• **TASK GOAL**
Without altering anything, repeat each of the records.

start DATASET RECORDS

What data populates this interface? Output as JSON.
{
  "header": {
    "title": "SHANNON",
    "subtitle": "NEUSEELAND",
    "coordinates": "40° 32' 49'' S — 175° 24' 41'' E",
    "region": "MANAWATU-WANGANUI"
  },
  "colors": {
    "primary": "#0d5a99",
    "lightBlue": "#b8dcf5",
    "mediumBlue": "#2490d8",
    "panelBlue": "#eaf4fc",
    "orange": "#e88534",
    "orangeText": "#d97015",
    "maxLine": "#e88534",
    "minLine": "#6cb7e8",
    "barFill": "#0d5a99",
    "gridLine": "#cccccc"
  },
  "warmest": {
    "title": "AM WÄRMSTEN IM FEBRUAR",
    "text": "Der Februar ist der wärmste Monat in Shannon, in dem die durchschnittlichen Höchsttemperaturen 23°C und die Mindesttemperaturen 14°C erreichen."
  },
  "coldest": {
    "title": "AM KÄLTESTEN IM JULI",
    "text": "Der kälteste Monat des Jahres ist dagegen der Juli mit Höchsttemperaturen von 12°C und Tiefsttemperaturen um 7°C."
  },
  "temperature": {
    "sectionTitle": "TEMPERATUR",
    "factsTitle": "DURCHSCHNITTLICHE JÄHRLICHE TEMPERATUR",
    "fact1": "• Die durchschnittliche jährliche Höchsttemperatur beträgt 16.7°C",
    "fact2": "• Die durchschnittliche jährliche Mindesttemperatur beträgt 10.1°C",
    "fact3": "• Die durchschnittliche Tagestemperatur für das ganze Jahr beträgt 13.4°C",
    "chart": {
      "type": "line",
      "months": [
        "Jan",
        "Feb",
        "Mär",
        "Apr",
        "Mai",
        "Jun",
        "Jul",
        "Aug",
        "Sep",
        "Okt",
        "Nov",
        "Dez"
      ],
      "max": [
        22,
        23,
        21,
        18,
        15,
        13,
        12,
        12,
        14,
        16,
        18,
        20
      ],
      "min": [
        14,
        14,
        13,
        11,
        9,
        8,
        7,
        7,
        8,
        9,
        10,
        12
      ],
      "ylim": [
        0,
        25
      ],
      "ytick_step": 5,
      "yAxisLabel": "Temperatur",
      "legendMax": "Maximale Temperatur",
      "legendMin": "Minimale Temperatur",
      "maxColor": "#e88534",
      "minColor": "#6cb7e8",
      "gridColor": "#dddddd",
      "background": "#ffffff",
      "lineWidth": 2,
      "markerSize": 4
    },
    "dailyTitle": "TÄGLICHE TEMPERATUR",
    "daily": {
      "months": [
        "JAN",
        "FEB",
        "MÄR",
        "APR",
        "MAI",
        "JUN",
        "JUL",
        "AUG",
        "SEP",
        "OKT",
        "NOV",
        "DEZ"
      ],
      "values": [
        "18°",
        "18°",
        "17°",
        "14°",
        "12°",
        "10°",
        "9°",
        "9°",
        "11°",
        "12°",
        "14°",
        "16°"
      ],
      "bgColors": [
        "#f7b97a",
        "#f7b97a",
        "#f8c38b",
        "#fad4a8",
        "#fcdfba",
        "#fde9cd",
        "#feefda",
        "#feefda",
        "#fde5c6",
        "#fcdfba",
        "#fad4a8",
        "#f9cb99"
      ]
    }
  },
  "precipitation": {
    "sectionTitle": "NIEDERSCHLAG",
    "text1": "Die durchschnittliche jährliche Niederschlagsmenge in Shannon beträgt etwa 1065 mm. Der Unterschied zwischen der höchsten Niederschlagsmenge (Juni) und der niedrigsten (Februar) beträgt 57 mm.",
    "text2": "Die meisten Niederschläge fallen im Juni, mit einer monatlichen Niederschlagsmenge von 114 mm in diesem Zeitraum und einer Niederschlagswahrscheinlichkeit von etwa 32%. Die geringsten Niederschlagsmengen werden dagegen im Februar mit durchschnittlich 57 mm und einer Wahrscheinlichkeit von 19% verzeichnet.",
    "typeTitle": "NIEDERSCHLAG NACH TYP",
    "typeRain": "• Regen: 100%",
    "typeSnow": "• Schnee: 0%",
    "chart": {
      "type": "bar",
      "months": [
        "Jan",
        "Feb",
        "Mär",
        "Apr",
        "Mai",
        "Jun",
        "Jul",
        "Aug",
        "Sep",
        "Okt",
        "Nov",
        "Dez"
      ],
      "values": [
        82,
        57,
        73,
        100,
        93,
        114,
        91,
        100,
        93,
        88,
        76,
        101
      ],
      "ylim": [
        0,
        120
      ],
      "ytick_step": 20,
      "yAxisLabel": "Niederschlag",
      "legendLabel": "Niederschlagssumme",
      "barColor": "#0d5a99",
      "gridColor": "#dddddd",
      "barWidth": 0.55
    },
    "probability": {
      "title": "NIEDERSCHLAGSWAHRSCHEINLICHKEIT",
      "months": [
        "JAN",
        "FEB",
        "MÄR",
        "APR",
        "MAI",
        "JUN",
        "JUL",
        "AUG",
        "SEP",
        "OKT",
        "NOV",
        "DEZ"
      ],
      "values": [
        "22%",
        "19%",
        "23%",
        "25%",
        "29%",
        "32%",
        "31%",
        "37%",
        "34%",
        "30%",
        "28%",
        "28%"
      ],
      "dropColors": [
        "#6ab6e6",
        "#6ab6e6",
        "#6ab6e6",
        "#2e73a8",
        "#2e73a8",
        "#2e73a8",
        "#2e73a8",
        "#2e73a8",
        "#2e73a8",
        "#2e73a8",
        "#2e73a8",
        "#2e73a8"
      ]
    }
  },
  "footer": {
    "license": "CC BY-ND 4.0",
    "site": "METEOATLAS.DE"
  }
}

end DATASET RECORDS

• **FINISHED EXERCISE**
What data populates this interface? Output as JSON.
{
  "header": {
    "title": "SHANNON",
    "subtitle": "NEUSEELAND",
    "coordinates": "40° 32' 49'' S — 175° 24' 41'' E",
    "region": "MANAWATU-WANGANUI"
  },
  "colors": {
    "primary": "#0d5a99",
    "lightBlue": "#b8dcf5",
    "mediumBlue": "#2490d8",
    "panelBlue": "#eaf4fc",
    "orange": "#e88534",
    "orangeText": "#d97015",
    "maxLine": "#e88534",
    "minLine": "#6cb7e8",
    "barFill": "#0d5a99",
    "gridLine": "#cccccc"
  },
  "warmest": {
    "title": "AM WÄRMSTEN IM FEBRUAR",
    "text": "Der Februar ist der wärmste Monat in Shannon, in dem die durchschnittlichen Höchsttemperaturen 23°C und die Mindesttemperaturen 14°C erreichen."
  },
  "coldest": {
    "title": "AM KÄLTESTEN IM JULI",
    "text": "Der kälteste Monat des Jahres ist dagegen der Juli mit Höchsttemperaturen von 12°C und Tiefsttemperaturen um 7°C."
  },
  "temperature": {
    "sectionTitle": "TEMPERATUR",
    "factsTitle": "DURCHSCHNITTLICHE JÄHRLICHE TEMPERATUR",
    "fact1": "• Die durchschnittliche jährliche Höchsttemperatur beträgt 16.7°C",
    "fact2": "• Die durchschnittliche jährliche Mindesttemperatur beträgt 10.1°C",
    "fact3": "• Die durchschnittliche Tagestemperatur für das ganze Jahr beträgt 13.4°C",
    "chart": {
      "type": "line",
      "months": [
        "Jan",
        "Feb",
        "Mär",
        "Apr",
        "Mai",
        "Jun",
        "Jul",
        "Aug",
        "Sep",
        "Okt",
        "Nov",
        "Dez"
      ],
      "max": [
        22,
        23,
        21,
        18,
        15,
        13,
        12,
        12,
        14,
        16,
        18,
        20
      ],
      "min": [
        14,
        14,
        13,
        11,
        9,
        8,
        7,
        7,
        8,
        9,
        10,
        12
      ],
      "ylim": [
        0,
        25
      ],
      "ytick_step": 5,
      "yAxisLabel": "Temperatur",
      "legendMax": "Maximale Temperatur",
      "legendMin": "Minimale Temperatur",
      "maxColor": "#e88534",
      "minColor": "#6cb7e8",
      "gridColor": "#dddddd",
      "background": "#ffffff",
      "lineWidth": 2,
      "markerSize": 4
    },
    "dailyTitle": "TÄGLICHE TEMPERATUR",
    "daily": {
      "months": [
        "JAN",
        "FEB",
        "MÄR",
        "APR",
        "MAI",
        "JUN",
        "JUL",
        "AUG",
        "SEP",
        "OKT",
        "NOV",
        "DEZ"
      ],
      "values": [
        "18°",
        "18°",
        "17°",
        "14°",
        "12°",
        "10°",
        "9°",
        "9°",
        "11°",
        "12°",
        "14°",
        "16°"
      ],
      "bgColors": [
        "#f7b97a",
        "#f7b97a",
        "#f8c38b",
        "#fad4a8",
        "#fcdfba",
        "#fde9cd",
        "#feefda",
        "#feefda",
        "#fde5c6",
        "#fcdfba",
        "#fad4a8",
        "#f9cb99"
      ]
    }
  },
  "precipitation": {
    "sectionTitle": "NIEDERSCHLAG",
    "text1": "Die durchschnittliche jährliche Niederschlagsmenge in Shannon beträgt etwa 1065 mm. Der Unterschied zwischen der höchsten Niederschlagsmenge (Juni) und der niedrigsten (Februar) beträgt 57 mm.",
    "text2": "Die meisten Niederschläge fallen im Juni, mit einer monatlichen Niederschlagsmenge von 114 mm in diesem Zeitraum und einer Niederschlagswahrscheinlichkeit von etwa 32%. Die geringsten Niederschlagsmengen werden dagegen im Februar mit durchschnittlich 57 mm und einer Wahrscheinlichkeit von 19% verzeichnet.",
    "typeTitle": "NIEDERSCHLAG NACH TYP",
    "typeRain": "• Regen: 100%",
    "typeSnow": "• Schnee: 0%",
    "chart": {
      "type": "bar",
      "months": [
        "Jan",
        "Feb",
        "Mär",
        "Apr",
        "Mai",
        "Jun",
        "Jul",
        "Aug",
        "Sep",
        "Okt",
        "Nov",
        "Dez"
      ],
      "values": [
        82,
        57,
        73,
        100,
        93,
        114,
        91,
        100,
        93,
        88,
        76,
        101
      ],
      "ylim": [
        0,
        120
      ],
      "ytick_step": 20,
      "yAxisLabel": "Niederschlag",
      "legendLabel": "Niederschlagssumme",
      "barColor": "#0d5a99",
      "gridColor": "#dddddd",
      "barWidth": 0.55
    },
    "probability": {
      "title": "NIEDERSCHLAGSWAHRSCHEINLICHKEIT",
      "months": [
        "JAN",
        "FEB",
        "MÄR",
        "APR",
        "MAI",
        "JUN",
        "JUL",
        "AUG",
        "SEP",
        "OKT",
        "NOV",
        "DEZ"
      ],
      "values": [
        "22%",
        "19%",
        "23%",
        "25%",
        "29%",
        "32%",
        "31%",
        "37%",
        "34%",
        "30%",
        "28%",
        "28%"
      ],
      "dropColors": [
        "#6ab6e6",
        "#6ab6e6",
        "#6ab6e6",
        "#2e73a8",
        "#2e73a8",
        "#2e73a8",
        "#2e73a8",
        "#2e73a8",
        "#2e73a8",
        "#2e73a8",
        "#2e73a8",
        "#2e73a8"
      ]
    }
  },
  "footer": {
    "license": "CC BY-ND 4.0",
    "site": "METEOATLAS.DE"
  }
}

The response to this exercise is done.